Directions. Restate each line of the listing exactly, without carrying over any pictures.

[Data records]
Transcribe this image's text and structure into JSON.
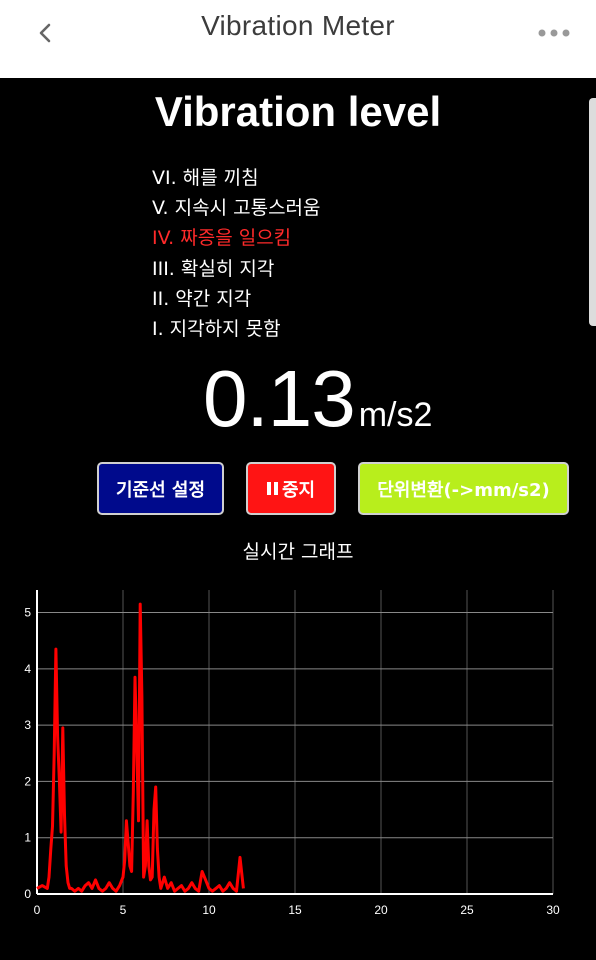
{
  "app_bar": {
    "title": "Vibration Meter",
    "back_icon": "chevron-left-icon",
    "more_icon": "more-horizontal-icon"
  },
  "heading": "Vibration level",
  "levels": [
    {
      "label": "VI. 해를 끼침",
      "active": false
    },
    {
      "label": "V. 지속시 고통스러움",
      "active": false
    },
    {
      "label": "IV. 짜증을 일으킴",
      "active": true
    },
    {
      "label": "III. 확실히 지각",
      "active": false
    },
    {
      "label": "II. 약간 지각",
      "active": false
    },
    {
      "label": "I. 지각하지 못함",
      "active": false
    }
  ],
  "reading": {
    "value": "0.13",
    "unit": "m/s2"
  },
  "buttons": {
    "baseline": "기준선 설정",
    "stop": "중지",
    "stop_icon": "pause-icon",
    "unit_toggle": "단위변환(->mm/s2)"
  },
  "colors": {
    "active_level": "#ff2a2a",
    "baseline_button": "#000a8c",
    "stop_button": "#ff1414",
    "unit_button": "#b8ee1c",
    "series": "#ff0000"
  },
  "graph_title": "실시간 그래프",
  "chart_data": {
    "type": "line",
    "title": "실시간 그래프",
    "xlabel": "",
    "ylabel": "",
    "xlim": [
      0,
      30
    ],
    "ylim": [
      0,
      5.4
    ],
    "x_ticks": [
      0,
      5,
      10,
      15,
      20,
      25,
      30
    ],
    "y_ticks": [
      0,
      1,
      2,
      3,
      4,
      5
    ],
    "grid": true,
    "series": [
      {
        "x": [
          0.0,
          0.3,
          0.6,
          0.7,
          0.8,
          0.9,
          1.0,
          1.1,
          1.2,
          1.3,
          1.4,
          1.5,
          1.6,
          1.7,
          1.8,
          1.9,
          2.0,
          2.2,
          2.4,
          2.6,
          2.8,
          3.0,
          3.2,
          3.4,
          3.6,
          3.8,
          4.0,
          4.2,
          4.4,
          4.6,
          4.8,
          5.0,
          5.1,
          5.2,
          5.3,
          5.4,
          5.5,
          5.6,
          5.7,
          5.8,
          5.9,
          6.0,
          6.1,
          6.2,
          6.3,
          6.4,
          6.5,
          6.6,
          6.7,
          6.8,
          6.9,
          7.0,
          7.1,
          7.2,
          7.3,
          7.4,
          7.6,
          7.8,
          8.0,
          8.2,
          8.4,
          8.6,
          8.8,
          9.0,
          9.2,
          9.4,
          9.6,
          9.8,
          10.0,
          10.2,
          10.4,
          10.6,
          10.8,
          11.0,
          11.2,
          11.4,
          11.6,
          11.8,
          12.0
        ],
        "y": [
          0.1,
          0.15,
          0.1,
          0.3,
          0.8,
          1.2,
          2.5,
          4.35,
          2.8,
          2.0,
          1.1,
          2.95,
          1.4,
          0.5,
          0.2,
          0.1,
          0.1,
          0.05,
          0.1,
          0.05,
          0.15,
          0.2,
          0.1,
          0.25,
          0.1,
          0.05,
          0.1,
          0.2,
          0.1,
          0.05,
          0.15,
          0.3,
          0.6,
          1.3,
          0.9,
          0.5,
          0.4,
          1.8,
          3.85,
          2.6,
          1.3,
          5.15,
          3.5,
          0.3,
          0.5,
          1.3,
          0.5,
          0.25,
          0.3,
          1.5,
          1.9,
          0.8,
          0.3,
          0.1,
          0.2,
          0.3,
          0.1,
          0.2,
          0.05,
          0.1,
          0.15,
          0.05,
          0.1,
          0.2,
          0.1,
          0.05,
          0.4,
          0.25,
          0.1,
          0.05,
          0.1,
          0.15,
          0.05,
          0.1,
          0.2,
          0.1,
          0.05,
          0.65,
          0.1
        ]
      }
    ]
  }
}
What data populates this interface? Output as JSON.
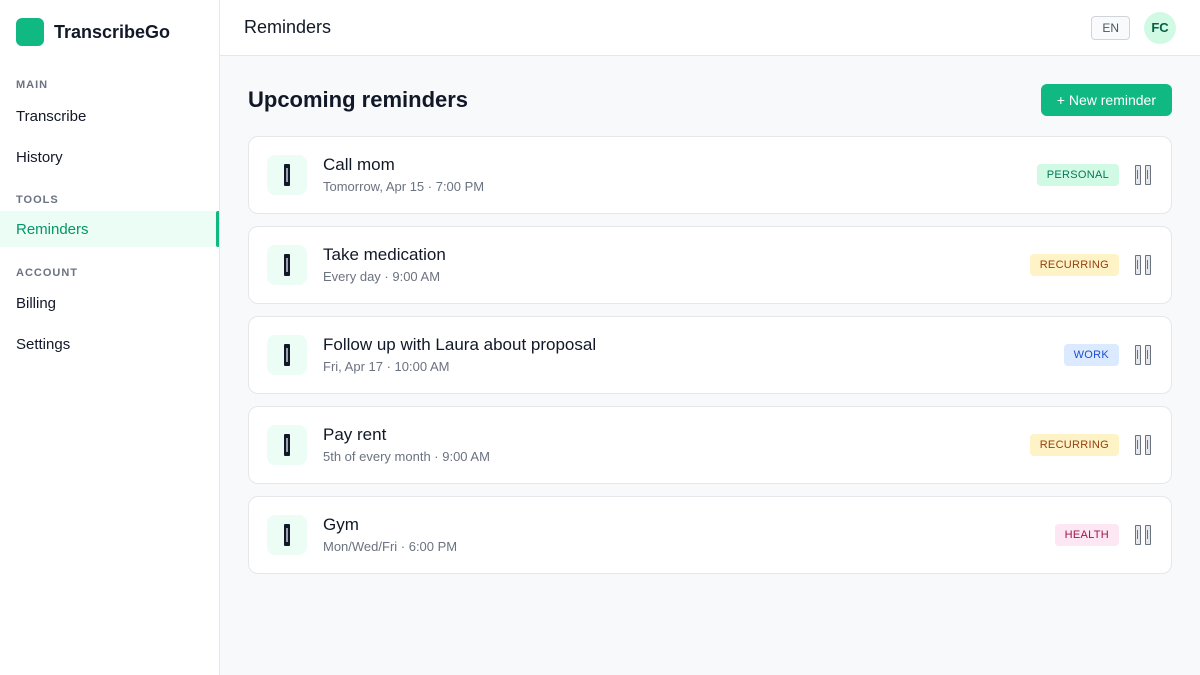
{
  "app": {
    "name": "TranscribeGo",
    "brand_color": "#10b981"
  },
  "sidebar": {
    "sections": [
      {
        "label": "MAIN",
        "items": [
          {
            "label": "Transcribe",
            "active": false
          },
          {
            "label": "History",
            "active": false
          }
        ]
      },
      {
        "label": "TOOLS",
        "items": [
          {
            "label": "Reminders",
            "active": true
          }
        ]
      },
      {
        "label": "ACCOUNT",
        "items": [
          {
            "label": "Billing",
            "active": false
          },
          {
            "label": "Settings",
            "active": false
          }
        ]
      }
    ]
  },
  "header": {
    "title": "Reminders",
    "language": "EN",
    "avatar_initials": "FC"
  },
  "main": {
    "heading": "Upcoming reminders",
    "new_button_label": "+ New reminder",
    "reminders": [
      {
        "title": "Call mom",
        "schedule": "Tomorrow, Apr 15 · 7:00 PM",
        "tag": "PERSONAL",
        "tag_style": "personal",
        "icon": "bell-icon"
      },
      {
        "title": "Take medication",
        "schedule": "Every day · 9:00 AM",
        "tag": "RECURRING",
        "tag_style": "recurring",
        "icon": "bell-icon"
      },
      {
        "title": "Follow up with Laura about proposal",
        "schedule": "Fri, Apr 17 · 10:00 AM",
        "tag": "WORK",
        "tag_style": "work",
        "icon": "bell-icon"
      },
      {
        "title": "Pay rent",
        "schedule": "5th of every month · 9:00 AM",
        "tag": "RECURRING",
        "tag_style": "recurring",
        "icon": "bell-icon"
      },
      {
        "title": "Gym",
        "schedule": "Mon/Wed/Fri · 6:00 PM",
        "tag": "HEALTH",
        "tag_style": "health",
        "icon": "bell-icon"
      }
    ]
  }
}
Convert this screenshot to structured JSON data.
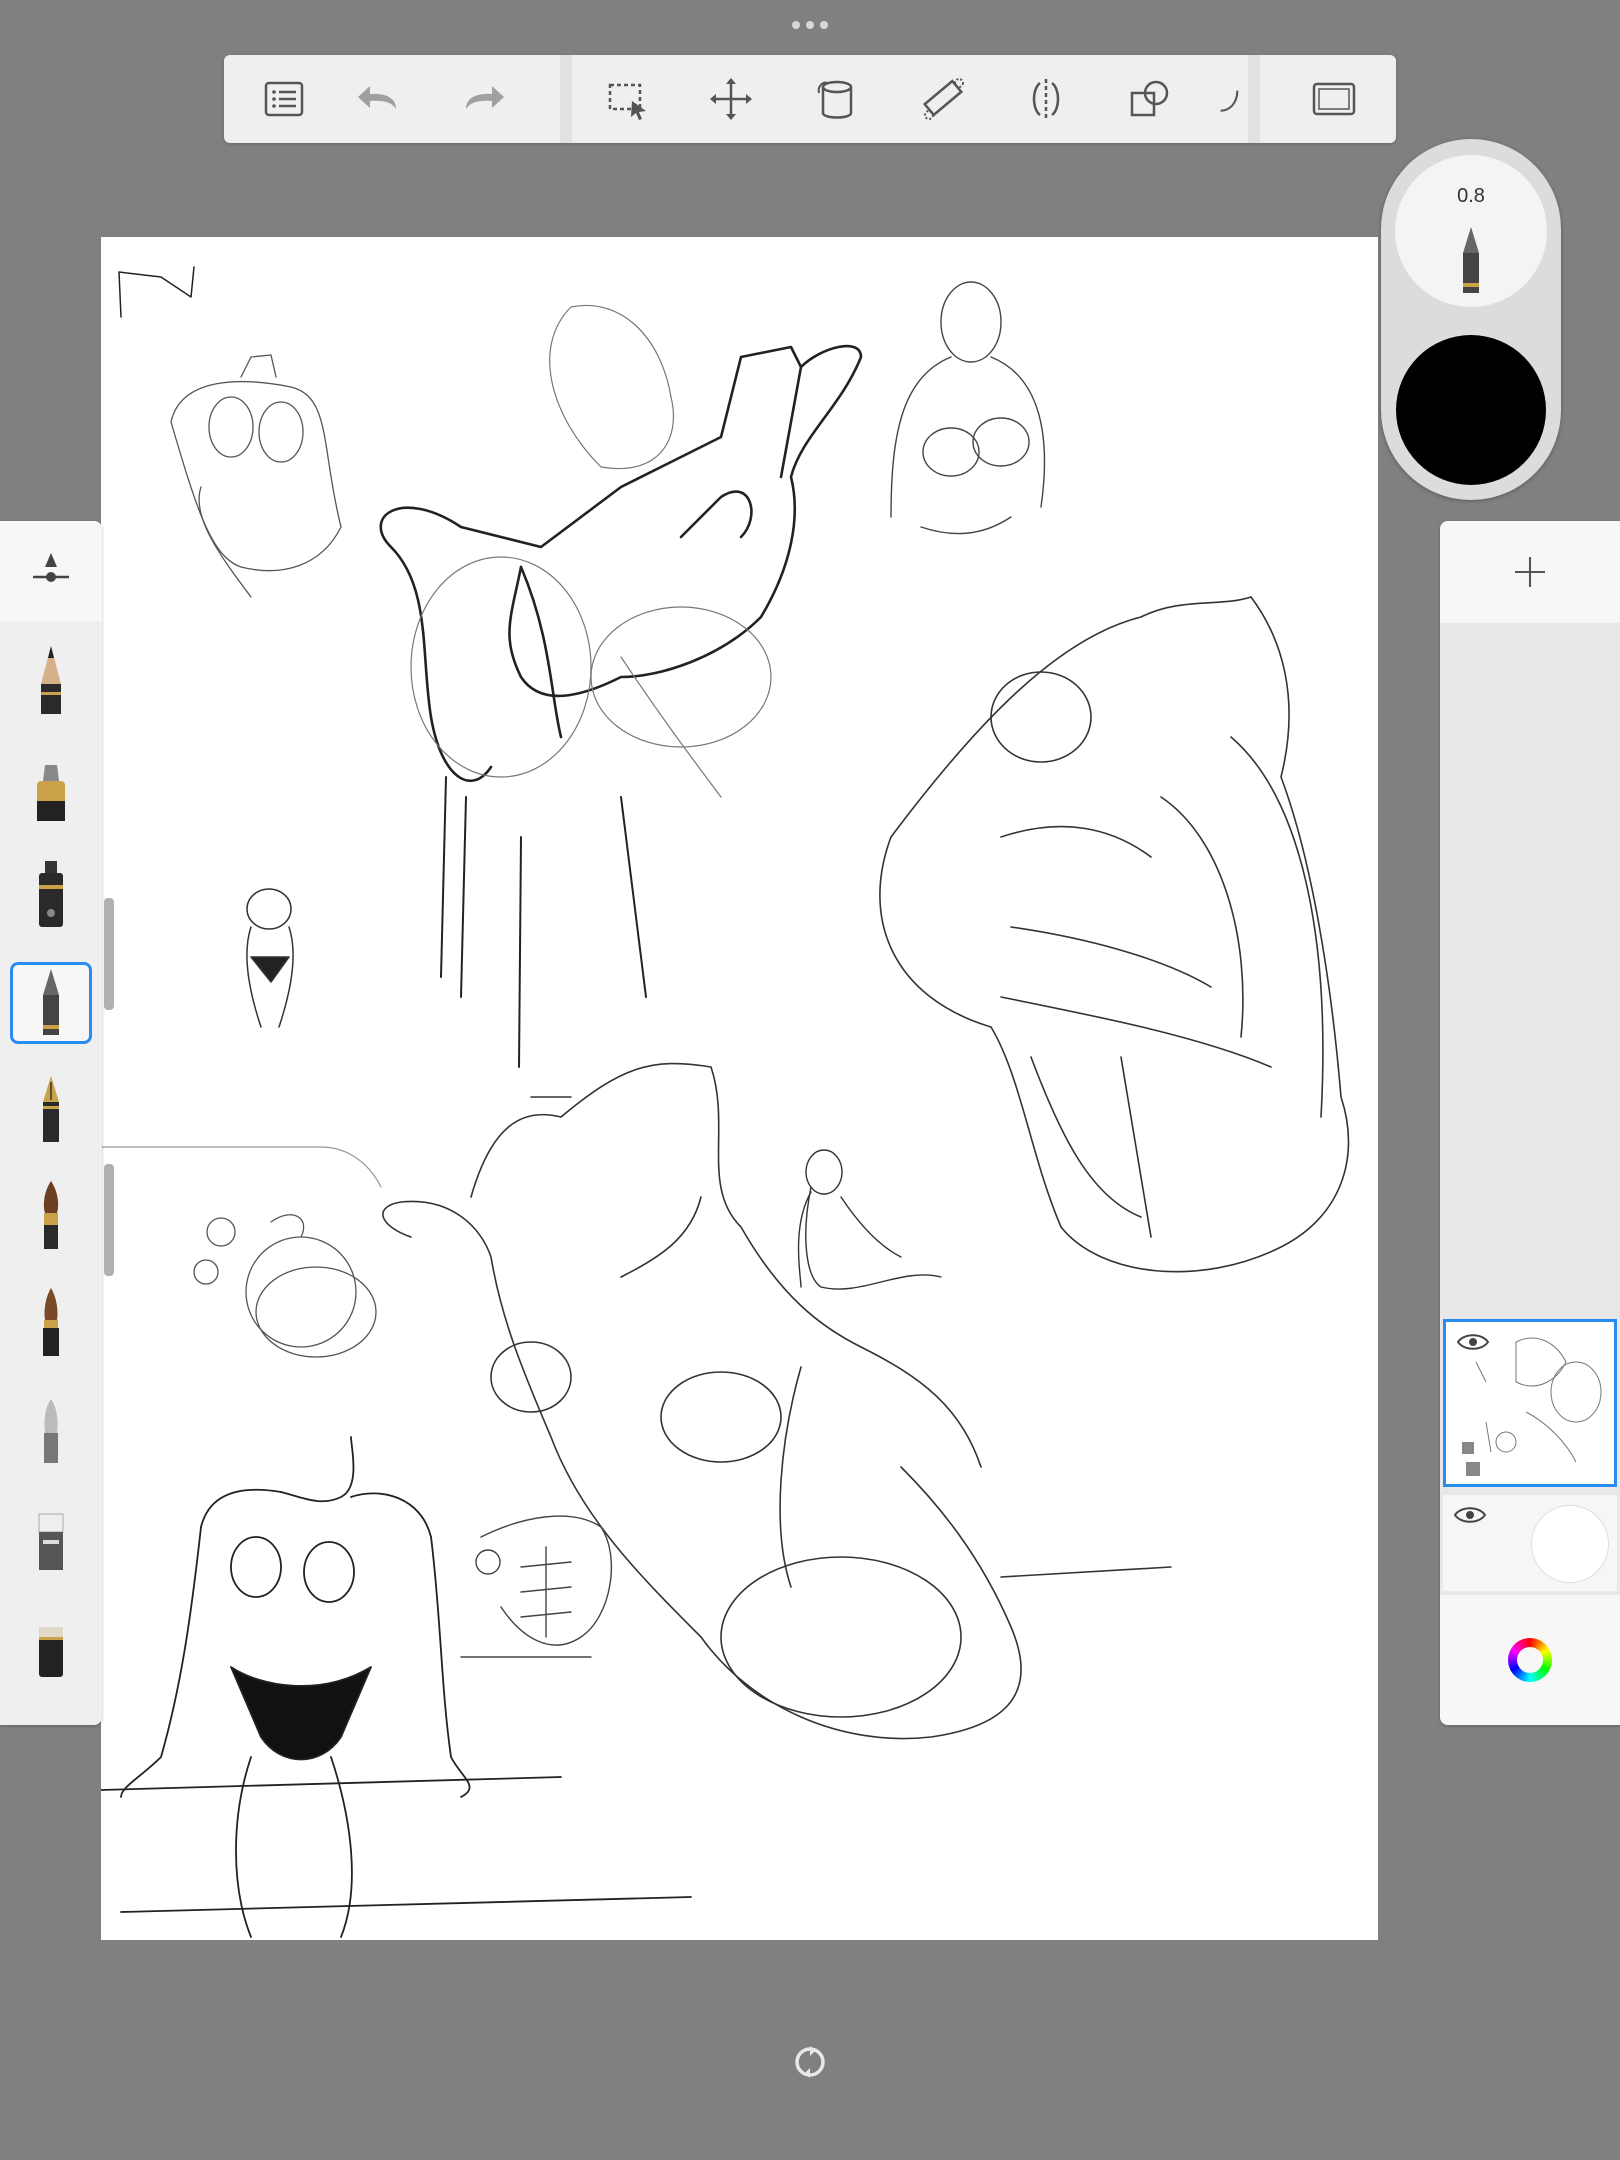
{
  "toolbar": {
    "buttons": [
      {
        "name": "list-icon"
      },
      {
        "name": "undo-icon"
      },
      {
        "name": "redo-icon"
      },
      {
        "name": "selection-icon"
      },
      {
        "name": "transform-icon"
      },
      {
        "name": "fill-bucket-icon"
      },
      {
        "name": "ruler-icon"
      },
      {
        "name": "symmetry-icon"
      },
      {
        "name": "shapes-icon"
      },
      {
        "name": "more-icon"
      },
      {
        "name": "fullscreen-icon"
      }
    ]
  },
  "brush_palette": {
    "items": [
      {
        "name": "pencil-brush"
      },
      {
        "name": "marker-brush"
      },
      {
        "name": "airbrush-brush"
      },
      {
        "name": "ballpoint-brush",
        "selected": true
      },
      {
        "name": "fountain-pen-brush"
      },
      {
        "name": "paintbrush-brush"
      },
      {
        "name": "ink-brush"
      },
      {
        "name": "smudge-brush"
      },
      {
        "name": "eraser-brush"
      },
      {
        "name": "hard-eraser-brush"
      }
    ]
  },
  "brush_puck": {
    "size_value": "0.8",
    "color": "#000000"
  },
  "layers": {
    "items": [
      {
        "name": "layer-1",
        "visible": true,
        "active": true
      },
      {
        "name": "background-layer",
        "visible": true,
        "active": false
      }
    ]
  },
  "colors": {
    "accent": "#2b8cf0",
    "background": "#808080",
    "canvas": "#ffffff"
  }
}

Result of the exercise.
Transcribe this image's text and structure into JSON.
{
  "app_bar": {
    "title": "Vibration Meter",
    "back_icon": "chevron-left-icon",
    "more_icon": "more-horizontal-icon"
  },
  "heading": "Vibration level",
  "levels": [
    {
      "label": "VI. 해를 끼침",
      "active": false
    },
    {
      "label": "V. 지속시 고통스러움",
      "active": false
    },
    {
      "label": "IV. 짜증을 일으킴",
      "active": true
    },
    {
      "label": "III. 확실히 지각",
      "active": false
    },
    {
      "label": "II. 약간 지각",
      "active": false
    },
    {
      "label": "I. 지각하지 못함",
      "active": false
    }
  ],
  "reading": {
    "value": "0.13",
    "unit": "m/s2"
  },
  "buttons": {
    "baseline": "기준선 설정",
    "stop": "중지",
    "stop_icon": "pause-icon",
    "unit_toggle": "단위변환(->mm/s2)"
  },
  "colors": {
    "active_level": "#ff2a2a",
    "baseline_button": "#000a8c",
    "stop_button": "#ff1414",
    "unit_button": "#b8ee1c",
    "series": "#ff0000"
  },
  "graph_title": "실시간 그래프",
  "chart_data": {
    "type": "line",
    "title": "실시간 그래프",
    "xlabel": "",
    "ylabel": "",
    "xlim": [
      0,
      30
    ],
    "ylim": [
      0,
      5.4
    ],
    "x_ticks": [
      0,
      5,
      10,
      15,
      20,
      25,
      30
    ],
    "y_ticks": [
      0,
      1,
      2,
      3,
      4,
      5
    ],
    "grid": true,
    "series": [
      {
        "x": [
          0.0,
          0.3,
          0.6,
          0.7,
          0.8,
          0.9,
          1.0,
          1.1,
          1.2,
          1.3,
          1.4,
          1.5,
          1.6,
          1.7,
          1.8,
          1.9,
          2.0,
          2.2,
          2.4,
          2.6,
          2.8,
          3.0,
          3.2,
          3.4,
          3.6,
          3.8,
          4.0,
          4.2,
          4.4,
          4.6,
          4.8,
          5.0,
          5.1,
          5.2,
          5.3,
          5.4,
          5.5,
          5.6,
          5.7,
          5.8,
          5.9,
          6.0,
          6.1,
          6.2,
          6.3,
          6.4,
          6.5,
          6.6,
          6.7,
          6.8,
          6.9,
          7.0,
          7.1,
          7.2,
          7.3,
          7.4,
          7.6,
          7.8,
          8.0,
          8.2,
          8.4,
          8.6,
          8.8,
          9.0,
          9.2,
          9.4,
          9.6,
          9.8,
          10.0,
          10.2,
          10.4,
          10.6,
          10.8,
          11.0,
          11.2,
          11.4,
          11.6,
          11.8,
          12.0
        ],
        "y": [
          0.1,
          0.15,
          0.1,
          0.3,
          0.8,
          1.2,
          2.5,
          4.35,
          2.8,
          2.0,
          1.1,
          2.95,
          1.4,
          0.5,
          0.2,
          0.1,
          0.1,
          0.05,
          0.1,
          0.05,
          0.15,
          0.2,
          0.1,
          0.25,
          0.1,
          0.05,
          0.1,
          0.2,
          0.1,
          0.05,
          0.15,
          0.3,
          0.6,
          1.3,
          0.9,
          0.5,
          0.4,
          1.8,
          3.85,
          2.6,
          1.3,
          5.15,
          3.5,
          0.3,
          0.5,
          1.3,
          0.5,
          0.25,
          0.3,
          1.5,
          1.9,
          0.8,
          0.3,
          0.1,
          0.2,
          0.3,
          0.1,
          0.2,
          0.05,
          0.1,
          0.15,
          0.05,
          0.1,
          0.2,
          0.1,
          0.05,
          0.4,
          0.25,
          0.1,
          0.05,
          0.1,
          0.15,
          0.05,
          0.1,
          0.2,
          0.1,
          0.05,
          0.65,
          0.1
        ]
      }
    ]
  }
}
What data populates this interface? Output as JSON.
{
  "app": {
    "name": "TranscribeGo",
    "brand_color": "#10b981"
  },
  "sidebar": {
    "sections": [
      {
        "label": "MAIN",
        "items": [
          {
            "label": "Transcribe",
            "active": false
          },
          {
            "label": "History",
            "active": false
          }
        ]
      },
      {
        "label": "TOOLS",
        "items": [
          {
            "label": "Reminders",
            "active": true
          }
        ]
      },
      {
        "label": "ACCOUNT",
        "items": [
          {
            "label": "Billing",
            "active": false
          },
          {
            "label": "Settings",
            "active": false
          }
        ]
      }
    ]
  },
  "header": {
    "title": "Reminders",
    "language": "EN",
    "avatar_initials": "FC"
  },
  "main": {
    "heading": "Upcoming reminders",
    "new_button_label": "+ New reminder",
    "reminders": [
      {
        "title": "Call mom",
        "schedule": "Tomorrow, Apr 15 · 7:00 PM",
        "tag": "PERSONAL",
        "tag_style": "personal",
        "icon": "bell-icon"
      },
      {
        "title": "Take medication",
        "schedule": "Every day · 9:00 AM",
        "tag": "RECURRING",
        "tag_style": "recurring",
        "icon": "bell-icon"
      },
      {
        "title": "Follow up with Laura about proposal",
        "schedule": "Fri, Apr 17 · 10:00 AM",
        "tag": "WORK",
        "tag_style": "work",
        "icon": "bell-icon"
      },
      {
        "title": "Pay rent",
        "schedule": "5th of every month · 9:00 AM",
        "tag": "RECURRING",
        "tag_style": "recurring",
        "icon": "bell-icon"
      },
      {
        "title": "Gym",
        "schedule": "Mon/Wed/Fri · 6:00 PM",
        "tag": "HEALTH",
        "tag_style": "health",
        "icon": "bell-icon"
      }
    ]
  }
}
Convert this screenshot to structured JSON data.
{
  "toolbar": {
    "buttons": [
      {
        "name": "list-icon"
      },
      {
        "name": "undo-icon"
      },
      {
        "name": "redo-icon"
      },
      {
        "name": "selection-icon"
      },
      {
        "name": "transform-icon"
      },
      {
        "name": "fill-bucket-icon"
      },
      {
        "name": "ruler-icon"
      },
      {
        "name": "symmetry-icon"
      },
      {
        "name": "shapes-icon"
      },
      {
        "name": "more-icon"
      },
      {
        "name": "fullscreen-icon"
      }
    ]
  },
  "brush_palette": {
    "items": [
      {
        "name": "pencil-brush"
      },
      {
        "name": "marker-brush"
      },
      {
        "name": "airbrush-brush"
      },
      {
        "name": "ballpoint-brush",
        "selected": true
      },
      {
        "name": "fountain-pen-brush"
      },
      {
        "name": "paintbrush-brush"
      },
      {
        "name": "ink-brush"
      },
      {
        "name": "smudge-brush"
      },
      {
        "name": "eraser-brush"
      },
      {
        "name": "hard-eraser-brush"
      }
    ]
  },
  "brush_puck": {
    "size_value": "0.8",
    "color": "#000000"
  },
  "layers": {
    "items": [
      {
        "name": "layer-1",
        "visible": true,
        "active": true
      },
      {
        "name": "background-layer",
        "visible": true,
        "active": false
      }
    ]
  },
  "colors": {
    "accent": "#2b8cf0",
    "background": "#808080",
    "canvas": "#ffffff"
  }
}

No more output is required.